#### RECORDS FOR THIS TASK

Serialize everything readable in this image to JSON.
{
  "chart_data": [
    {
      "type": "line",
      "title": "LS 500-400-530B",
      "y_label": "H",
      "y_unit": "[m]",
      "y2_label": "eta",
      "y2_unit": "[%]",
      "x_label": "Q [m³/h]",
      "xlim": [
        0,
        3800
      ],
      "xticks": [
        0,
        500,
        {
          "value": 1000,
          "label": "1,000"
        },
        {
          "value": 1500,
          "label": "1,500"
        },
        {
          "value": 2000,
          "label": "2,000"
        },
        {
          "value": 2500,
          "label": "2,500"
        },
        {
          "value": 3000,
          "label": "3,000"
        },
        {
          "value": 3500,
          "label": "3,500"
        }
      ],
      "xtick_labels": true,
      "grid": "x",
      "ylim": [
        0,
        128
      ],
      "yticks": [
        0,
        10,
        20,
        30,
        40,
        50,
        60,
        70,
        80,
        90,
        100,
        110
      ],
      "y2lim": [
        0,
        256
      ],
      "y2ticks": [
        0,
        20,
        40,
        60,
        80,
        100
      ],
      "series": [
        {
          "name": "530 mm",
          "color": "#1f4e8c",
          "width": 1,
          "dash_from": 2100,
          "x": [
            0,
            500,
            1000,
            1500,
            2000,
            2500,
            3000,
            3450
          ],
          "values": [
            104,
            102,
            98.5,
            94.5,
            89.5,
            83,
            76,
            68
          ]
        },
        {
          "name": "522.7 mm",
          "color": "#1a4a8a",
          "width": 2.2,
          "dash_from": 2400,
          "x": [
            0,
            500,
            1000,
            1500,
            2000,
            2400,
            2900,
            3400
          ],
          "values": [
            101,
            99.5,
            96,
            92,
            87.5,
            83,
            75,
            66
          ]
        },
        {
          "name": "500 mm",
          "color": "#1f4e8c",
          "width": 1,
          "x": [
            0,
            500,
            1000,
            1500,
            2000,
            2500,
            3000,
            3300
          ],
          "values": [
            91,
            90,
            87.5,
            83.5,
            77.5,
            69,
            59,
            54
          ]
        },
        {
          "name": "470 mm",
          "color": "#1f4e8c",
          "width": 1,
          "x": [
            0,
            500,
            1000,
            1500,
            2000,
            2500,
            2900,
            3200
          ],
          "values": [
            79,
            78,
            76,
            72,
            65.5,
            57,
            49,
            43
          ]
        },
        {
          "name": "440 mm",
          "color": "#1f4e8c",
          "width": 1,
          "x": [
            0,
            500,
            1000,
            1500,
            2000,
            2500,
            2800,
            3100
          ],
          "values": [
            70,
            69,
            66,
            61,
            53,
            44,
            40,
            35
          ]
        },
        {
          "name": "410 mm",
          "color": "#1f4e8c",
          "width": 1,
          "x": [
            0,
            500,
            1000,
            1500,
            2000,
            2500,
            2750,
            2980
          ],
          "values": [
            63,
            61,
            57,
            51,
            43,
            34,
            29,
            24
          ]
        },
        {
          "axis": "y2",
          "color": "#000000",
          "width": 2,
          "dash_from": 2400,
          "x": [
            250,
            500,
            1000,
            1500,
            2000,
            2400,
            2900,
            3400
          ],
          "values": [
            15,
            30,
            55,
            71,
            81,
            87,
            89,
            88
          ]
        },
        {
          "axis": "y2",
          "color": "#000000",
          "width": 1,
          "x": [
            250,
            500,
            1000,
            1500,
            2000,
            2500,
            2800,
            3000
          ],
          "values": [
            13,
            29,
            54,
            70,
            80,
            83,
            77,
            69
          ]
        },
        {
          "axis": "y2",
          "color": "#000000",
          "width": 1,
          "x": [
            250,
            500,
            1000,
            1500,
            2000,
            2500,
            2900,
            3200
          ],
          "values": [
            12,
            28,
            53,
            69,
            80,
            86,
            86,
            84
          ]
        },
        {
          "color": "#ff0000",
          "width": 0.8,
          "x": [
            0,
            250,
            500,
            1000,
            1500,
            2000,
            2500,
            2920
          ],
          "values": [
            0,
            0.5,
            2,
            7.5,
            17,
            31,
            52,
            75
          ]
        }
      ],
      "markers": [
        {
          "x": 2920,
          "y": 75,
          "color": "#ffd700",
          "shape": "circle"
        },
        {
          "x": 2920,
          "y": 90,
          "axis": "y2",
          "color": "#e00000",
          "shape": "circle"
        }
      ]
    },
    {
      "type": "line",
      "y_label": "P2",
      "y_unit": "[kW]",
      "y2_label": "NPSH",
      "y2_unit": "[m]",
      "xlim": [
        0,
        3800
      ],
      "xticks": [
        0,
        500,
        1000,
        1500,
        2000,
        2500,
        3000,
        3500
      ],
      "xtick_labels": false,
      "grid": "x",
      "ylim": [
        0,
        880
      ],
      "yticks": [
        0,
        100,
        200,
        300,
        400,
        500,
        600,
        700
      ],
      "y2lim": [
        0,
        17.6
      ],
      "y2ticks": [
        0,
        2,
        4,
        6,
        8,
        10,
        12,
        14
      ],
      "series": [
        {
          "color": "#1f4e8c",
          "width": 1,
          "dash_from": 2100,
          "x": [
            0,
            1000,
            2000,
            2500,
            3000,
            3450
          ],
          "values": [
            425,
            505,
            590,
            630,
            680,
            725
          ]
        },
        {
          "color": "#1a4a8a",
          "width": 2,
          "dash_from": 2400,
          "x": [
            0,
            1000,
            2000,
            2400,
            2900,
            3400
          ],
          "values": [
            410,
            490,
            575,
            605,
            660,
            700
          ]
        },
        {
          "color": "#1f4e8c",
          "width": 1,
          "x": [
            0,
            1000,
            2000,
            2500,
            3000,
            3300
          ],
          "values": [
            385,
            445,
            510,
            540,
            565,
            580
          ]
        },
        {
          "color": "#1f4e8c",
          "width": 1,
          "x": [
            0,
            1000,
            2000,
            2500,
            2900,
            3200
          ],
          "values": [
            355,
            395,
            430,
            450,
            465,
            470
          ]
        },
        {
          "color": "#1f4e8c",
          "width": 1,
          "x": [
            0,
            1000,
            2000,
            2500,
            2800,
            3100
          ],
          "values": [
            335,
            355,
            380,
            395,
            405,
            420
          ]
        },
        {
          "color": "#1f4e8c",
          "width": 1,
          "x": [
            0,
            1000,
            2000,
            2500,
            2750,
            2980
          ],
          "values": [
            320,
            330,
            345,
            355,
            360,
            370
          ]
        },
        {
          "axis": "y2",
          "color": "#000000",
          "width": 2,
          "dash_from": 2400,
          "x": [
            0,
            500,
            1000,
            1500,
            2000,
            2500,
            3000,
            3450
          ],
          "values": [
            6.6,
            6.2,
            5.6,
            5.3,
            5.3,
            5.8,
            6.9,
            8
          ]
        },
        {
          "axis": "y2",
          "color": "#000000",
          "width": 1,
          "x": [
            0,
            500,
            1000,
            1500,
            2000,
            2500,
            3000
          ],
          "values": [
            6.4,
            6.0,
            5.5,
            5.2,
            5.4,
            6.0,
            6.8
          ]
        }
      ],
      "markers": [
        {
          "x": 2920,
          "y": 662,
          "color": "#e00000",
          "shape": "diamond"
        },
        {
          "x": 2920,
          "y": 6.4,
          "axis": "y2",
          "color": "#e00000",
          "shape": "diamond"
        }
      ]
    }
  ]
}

########

# PROBLEM DESCRIPTION
Restate each of the entries above verbatim.

# TASK RESULT
Serialize everything readable in this image to JSON.
{
  "chart_data": [
    {
      "type": "line",
      "title": "LS 500-400-530B",
      "y_label": "H",
      "y_unit": "[m]",
      "y2_label": "eta",
      "y2_unit": "[%]",
      "x_label": "Q [m³/h]",
      "xlim": [
        0,
        3800
      ],
      "xticks": [
        0,
        500,
        {
          "value": 1000,
          "label": "1,000"
        },
        {
          "value": 1500,
          "label": "1,500"
        },
        {
          "value": 2000,
          "label": "2,000"
        },
        {
          "value": 2500,
          "label": "2,500"
        },
        {
          "value": 3000,
          "label": "3,000"
        },
        {
          "value": 3500,
          "label": "3,500"
        }
      ],
      "xtick_labels": true,
      "grid": "x",
      "ylim": [
        0,
        128
      ],
      "yticks": [
        0,
        10,
        20,
        30,
        40,
        50,
        60,
        70,
        80,
        90,
        100,
        110
      ],
      "y2lim": [
        0,
        256
      ],
      "y2ticks": [
        0,
        20,
        40,
        60,
        80,
        100
      ],
      "series": [
        {
          "name": "530 mm",
          "color": "#1f4e8c",
          "width": 1,
          "dash_from": 2100,
          "x": [
            0,
            500,
            1000,
            1500,
            2000,
            2500,
            3000,
            3450
          ],
          "values": [
            104,
            102,
            98.5,
            94.5,
            89.5,
            83,
            76,
            68
          ]
        },
        {
          "name": "522.7 mm",
          "color": "#1a4a8a",
          "width": 2.2,
          "dash_from": 2400,
          "x": [
            0,
            500,
            1000,
            1500,
            2000,
            2400,
            2900,
            3400
          ],
          "values": [
            101,
            99.5,
            96,
            92,
            87.5,
            83,
            75,
            66
          ]
        },
        {
          "name": "500 mm",
          "color": "#1f4e8c",
          "width": 1,
          "x": [
            0,
            500,
            1000,
            1500,
            2000,
            2500,
            3000,
            3300
          ],
          "values": [
            91,
            90,
            87.5,
            83.5,
            77.5,
            69,
            59,
            54
          ]
        },
        {
          "name": "470 mm",
          "color": "#1f4e8c",
          "width": 1,
          "x": [
            0,
            500,
            1000,
            1500,
            2000,
            2500,
            2900,
            3200
          ],
          "values": [
            79,
            78,
            76,
            72,
            65.5,
            57,
            49,
            43
          ]
        },
        {
          "name": "440 mm",
          "color": "#1f4e8c",
          "width": 1,
          "x": [
            0,
            500,
            1000,
            1500,
            2000,
            2500,
            2800,
            3100
          ],
          "values": [
            70,
            69,
            66,
            61,
            53,
            44,
            40,
            35
          ]
        },
        {
          "name": "410 mm",
          "color": "#1f4e8c",
          "width": 1,
          "x": [
            0,
            500,
            1000,
            1500,
            2000,
            2500,
            2750,
            2980
          ],
          "values": [
            63,
            61,
            57,
            51,
            43,
            34,
            29,
            24
          ]
        },
        {
          "axis": "y2",
          "color": "#000000",
          "width": 2,
          "dash_from": 2400,
          "x": [
            250,
            500,
            1000,
            1500,
            2000,
            2400,
            2900,
            3400
          ],
          "values": [
            15,
            30,
            55,
            71,
            81,
            87,
            89,
            88
          ]
        },
        {
          "axis": "y2",
          "color": "#000000",
          "width": 1,
          "x": [
            250,
            500,
            1000,
            1500,
            2000,
            2500,
            2800,
            3000
          ],
          "values": [
            13,
            29,
            54,
            70,
            80,
            83,
            77,
            69
          ]
        },
        {
          "axis": "y2",
          "color": "#000000",
          "width": 1,
          "x": [
            250,
            500,
            1000,
            1500,
            2000,
            2500,
            2900,
            3200
          ],
          "values": [
            12,
            28,
            53,
            69,
            80,
            86,
            86,
            84
          ]
        },
        {
          "color": "#ff0000",
          "width": 0.8,
          "x": [
            0,
            250,
            500,
            1000,
            1500,
            2000,
            2500,
            2920
          ],
          "values": [
            0,
            0.5,
            2,
            7.5,
            17,
            31,
            52,
            75
          ]
        }
      ],
      "markers": [
        {
          "x": 2920,
          "y": 75,
          "color": "#ffd700",
          "shape": "circle"
        },
        {
          "x": 2920,
          "y": 90,
          "axis": "y2",
          "color": "#e00000",
          "shape": "circle"
        }
      ]
    },
    {
      "type": "line",
      "y_label": "P2",
      "y_unit": "[kW]",
      "y2_label": "NPSH",
      "y2_unit": "[m]",
      "xlim": [
        0,
        3800
      ],
      "xticks": [
        0,
        500,
        1000,
        1500,
        2000,
        2500,
        3000,
        3500
      ],
      "xtick_labels": false,
      "grid": "x",
      "ylim": [
        0,
        880
      ],
      "yticks": [
        0,
        100,
        200,
        300,
        400,
        500,
        600,
        700
      ],
      "y2lim": [
        0,
        17.6
      ],
      "y2ticks": [
        0,
        2,
        4,
        6,
        8,
        10,
        12,
        14
      ],
      "series": [
        {
          "color": "#1f4e8c",
          "width": 1,
          "dash_from": 2100,
          "x": [
            0,
            1000,
            2000,
            2500,
            3000,
            3450
          ],
          "values": [
            425,
            505,
            590,
            630,
            680,
            725
          ]
        },
        {
          "color": "#1a4a8a",
          "width": 2,
          "dash_from": 2400,
          "x": [
            0,
            1000,
            2000,
            2400,
            2900,
            3400
          ],
          "values": [
            410,
            490,
            575,
            605,
            660,
            700
          ]
        },
        {
          "color": "#1f4e8c",
          "width": 1,
          "x": [
            0,
            1000,
            2000,
            2500,
            3000,
            3300
          ],
          "values": [
            385,
            445,
            510,
            540,
            565,
            580
          ]
        },
        {
          "color": "#1f4e8c",
          "width": 1,
          "x": [
            0,
            1000,
            2000,
            2500,
            2900,
            3200
          ],
          "values": [
            355,
            395,
            430,
            450,
            465,
            470
          ]
        },
        {
          "color": "#1f4e8c",
          "width": 1,
          "x": [
            0,
            1000,
            2000,
            2500,
            2800,
            3100
          ],
          "values": [
            335,
            355,
            380,
            395,
            405,
            420
          ]
        },
        {
          "color": "#1f4e8c",
          "width": 1,
          "x": [
            0,
            1000,
            2000,
            2500,
            2750,
            2980
          ],
          "values": [
            320,
            330,
            345,
            355,
            360,
            370
          ]
        },
        {
          "axis": "y2",
          "color": "#000000",
          "width": 2,
          "dash_from": 2400,
          "x": [
            0,
            500,
            1000,
            1500,
            2000,
            2500,
            3000,
            3450
          ],
          "values": [
            6.6,
            6.2,
            5.6,
            5.3,
            5.3,
            5.8,
            6.9,
            8
          ]
        },
        {
          "axis": "y2",
          "color": "#000000",
          "width": 1,
          "x": [
            0,
            500,
            1000,
            1500,
            2000,
            2500,
            3000
          ],
          "values": [
            6.4,
            6.0,
            5.5,
            5.2,
            5.4,
            6.0,
            6.8
          ]
        }
      ],
      "markers": [
        {
          "x": 2920,
          "y": 662,
          "color": "#e00000",
          "shape": "diamond"
        },
        {
          "x": 2920,
          "y": 6.4,
          "axis": "y2",
          "color": "#e00000",
          "shape": "diamond"
        }
      ]
    }
  ]
}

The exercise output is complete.